** START **

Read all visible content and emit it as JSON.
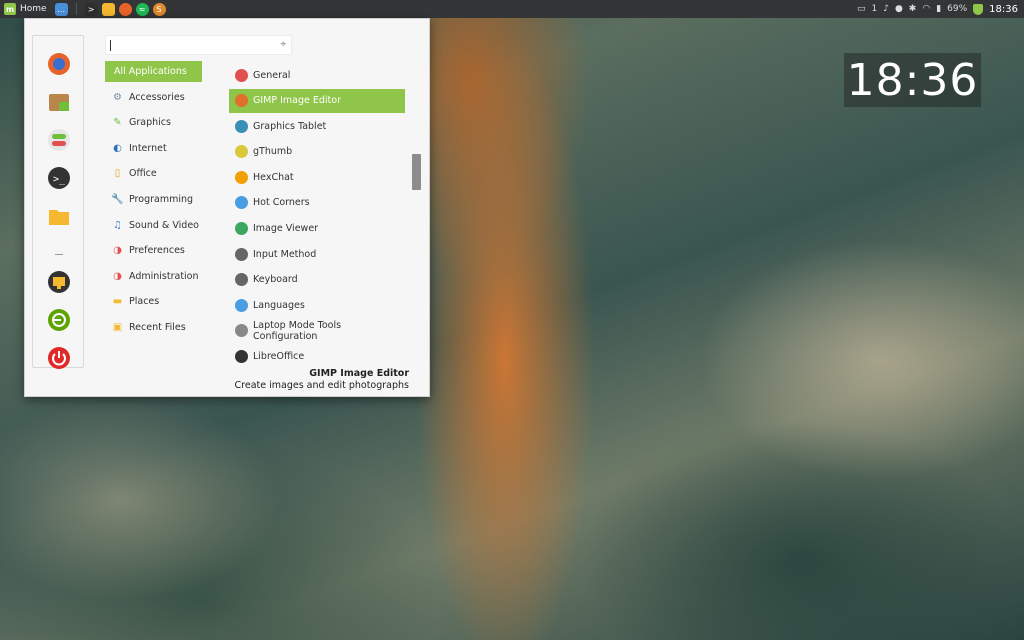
{
  "top_panel": {
    "menu_label": "Home",
    "launchers": [
      {
        "name": "show-desktop",
        "icon": "desktop-icon",
        "color": "#4a90d9"
      },
      {
        "name": "terminal",
        "icon": "terminal-icon",
        "color": "#2e2e2e"
      },
      {
        "name": "files",
        "icon": "folder-icon",
        "color": "#f5b82e"
      },
      {
        "name": "firefox",
        "icon": "firefox-icon",
        "color": "#e8632b"
      },
      {
        "name": "spotify",
        "icon": "spotify-icon",
        "color": "#1db954"
      },
      {
        "name": "sublime",
        "icon": "sublime-icon",
        "color": "#e08a2c"
      }
    ],
    "tray": {
      "notifications": "1",
      "battery": "69%",
      "clock": "18:36"
    }
  },
  "desklet": {
    "clock": "18:36"
  },
  "menu": {
    "search": {
      "value": "",
      "placeholder": ""
    },
    "favorites": [
      {
        "name": "firefox",
        "icon": "firefox-icon",
        "color": "#e8632b"
      },
      {
        "name": "software-manager",
        "icon": "package-icon",
        "color": "#b8854a"
      },
      {
        "name": "settings",
        "icon": "toggle-settings-icon",
        "color": "#e05050"
      },
      {
        "name": "terminal",
        "icon": "terminal-icon",
        "color": "#333333"
      },
      {
        "name": "files",
        "icon": "folder-icon",
        "color": "#f5b82e"
      }
    ],
    "session": [
      {
        "name": "lock-screen",
        "icon": "lock-screen-icon",
        "color": "#333333"
      },
      {
        "name": "logout",
        "icon": "logout-icon",
        "color": "#5fa300"
      },
      {
        "name": "shutdown",
        "icon": "power-icon",
        "color": "#e02828"
      }
    ],
    "categories": [
      {
        "label": "All Applications",
        "icon": "all-apps-icon",
        "active": true
      },
      {
        "label": "Accessories",
        "icon": "accessories-icon"
      },
      {
        "label": "Graphics",
        "icon": "graphics-icon"
      },
      {
        "label": "Internet",
        "icon": "internet-icon"
      },
      {
        "label": "Office",
        "icon": "office-icon"
      },
      {
        "label": "Programming",
        "icon": "wrench-icon"
      },
      {
        "label": "Sound & Video",
        "icon": "music-note-icon"
      },
      {
        "label": "Preferences",
        "icon": "preferences-icon"
      },
      {
        "label": "Administration",
        "icon": "administration-icon"
      },
      {
        "label": "Places",
        "icon": "folder-icon"
      },
      {
        "label": "Recent Files",
        "icon": "recent-files-icon"
      }
    ],
    "apps": [
      {
        "label": "General",
        "icon": "general-settings-icon",
        "color": "#e05050"
      },
      {
        "label": "GIMP Image Editor",
        "icon": "gimp-icon",
        "color": "#e0702a",
        "active": true
      },
      {
        "label": "Graphics Tablet",
        "icon": "tablet-icon",
        "color": "#3a8fb7"
      },
      {
        "label": "gThumb",
        "icon": "gthumb-icon",
        "color": "#d8c83a"
      },
      {
        "label": "HexChat",
        "icon": "hexchat-icon",
        "color": "#f0a000"
      },
      {
        "label": "Hot Corners",
        "icon": "hot-corners-icon",
        "color": "#4a9de0"
      },
      {
        "label": "Image Viewer",
        "icon": "image-viewer-icon",
        "color": "#3aa860"
      },
      {
        "label": "Input Method",
        "icon": "keyboard-icon",
        "color": "#666666"
      },
      {
        "label": "Keyboard",
        "icon": "keyboard-icon",
        "color": "#666666"
      },
      {
        "label": "Languages",
        "icon": "flag-icon",
        "color": "#4a9de0"
      },
      {
        "label": "Laptop Mode Tools Configuration",
        "icon": "gear-icon",
        "color": "#888888"
      },
      {
        "label": "LibreOffice",
        "icon": "libreoffice-icon",
        "color": "#333333"
      }
    ],
    "description": {
      "title": "GIMP Image Editor",
      "subtitle": "Create images and edit photographs"
    },
    "accent_color": "#8fc549"
  }
}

** END **

# WRITTEN INSTRUCTION:
Set down the lines of the records above exactly, apart from the pictures.

# TASK ANSWER:
Read all visible content and emit it as JSON.
{
  "top_panel": {
    "menu_label": "Home",
    "launchers": [
      {
        "name": "show-desktop",
        "icon": "desktop-icon",
        "color": "#4a90d9"
      },
      {
        "name": "terminal",
        "icon": "terminal-icon",
        "color": "#2e2e2e"
      },
      {
        "name": "files",
        "icon": "folder-icon",
        "color": "#f5b82e"
      },
      {
        "name": "firefox",
        "icon": "firefox-icon",
        "color": "#e8632b"
      },
      {
        "name": "spotify",
        "icon": "spotify-icon",
        "color": "#1db954"
      },
      {
        "name": "sublime",
        "icon": "sublime-icon",
        "color": "#e08a2c"
      }
    ],
    "tray": {
      "notifications": "1",
      "battery": "69%",
      "clock": "18:36"
    }
  },
  "desklet": {
    "clock": "18:36"
  },
  "menu": {
    "search": {
      "value": "",
      "placeholder": ""
    },
    "favorites": [
      {
        "name": "firefox",
        "icon": "firefox-icon",
        "color": "#e8632b"
      },
      {
        "name": "software-manager",
        "icon": "package-icon",
        "color": "#b8854a"
      },
      {
        "name": "settings",
        "icon": "toggle-settings-icon",
        "color": "#e05050"
      },
      {
        "name": "terminal",
        "icon": "terminal-icon",
        "color": "#333333"
      },
      {
        "name": "files",
        "icon": "folder-icon",
        "color": "#f5b82e"
      }
    ],
    "session": [
      {
        "name": "lock-screen",
        "icon": "lock-screen-icon",
        "color": "#333333"
      },
      {
        "name": "logout",
        "icon": "logout-icon",
        "color": "#5fa300"
      },
      {
        "name": "shutdown",
        "icon": "power-icon",
        "color": "#e02828"
      }
    ],
    "categories": [
      {
        "label": "All Applications",
        "icon": "all-apps-icon",
        "active": true
      },
      {
        "label": "Accessories",
        "icon": "accessories-icon"
      },
      {
        "label": "Graphics",
        "icon": "graphics-icon"
      },
      {
        "label": "Internet",
        "icon": "internet-icon"
      },
      {
        "label": "Office",
        "icon": "office-icon"
      },
      {
        "label": "Programming",
        "icon": "wrench-icon"
      },
      {
        "label": "Sound & Video",
        "icon": "music-note-icon"
      },
      {
        "label": "Preferences",
        "icon": "preferences-icon"
      },
      {
        "label": "Administration",
        "icon": "administration-icon"
      },
      {
        "label": "Places",
        "icon": "folder-icon"
      },
      {
        "label": "Recent Files",
        "icon": "recent-files-icon"
      }
    ],
    "apps": [
      {
        "label": "General",
        "icon": "general-settings-icon",
        "color": "#e05050"
      },
      {
        "label": "GIMP Image Editor",
        "icon": "gimp-icon",
        "color": "#e0702a",
        "active": true
      },
      {
        "label": "Graphics Tablet",
        "icon": "tablet-icon",
        "color": "#3a8fb7"
      },
      {
        "label": "gThumb",
        "icon": "gthumb-icon",
        "color": "#d8c83a"
      },
      {
        "label": "HexChat",
        "icon": "hexchat-icon",
        "color": "#f0a000"
      },
      {
        "label": "Hot Corners",
        "icon": "hot-corners-icon",
        "color": "#4a9de0"
      },
      {
        "label": "Image Viewer",
        "icon": "image-viewer-icon",
        "color": "#3aa860"
      },
      {
        "label": "Input Method",
        "icon": "keyboard-icon",
        "color": "#666666"
      },
      {
        "label": "Keyboard",
        "icon": "keyboard-icon",
        "color": "#666666"
      },
      {
        "label": "Languages",
        "icon": "flag-icon",
        "color": "#4a9de0"
      },
      {
        "label": "Laptop Mode Tools Configuration",
        "icon": "gear-icon",
        "color": "#888888"
      },
      {
        "label": "LibreOffice",
        "icon": "libreoffice-icon",
        "color": "#333333"
      }
    ],
    "description": {
      "title": "GIMP Image Editor",
      "subtitle": "Create images and edit photographs"
    },
    "accent_color": "#8fc549"
  }
}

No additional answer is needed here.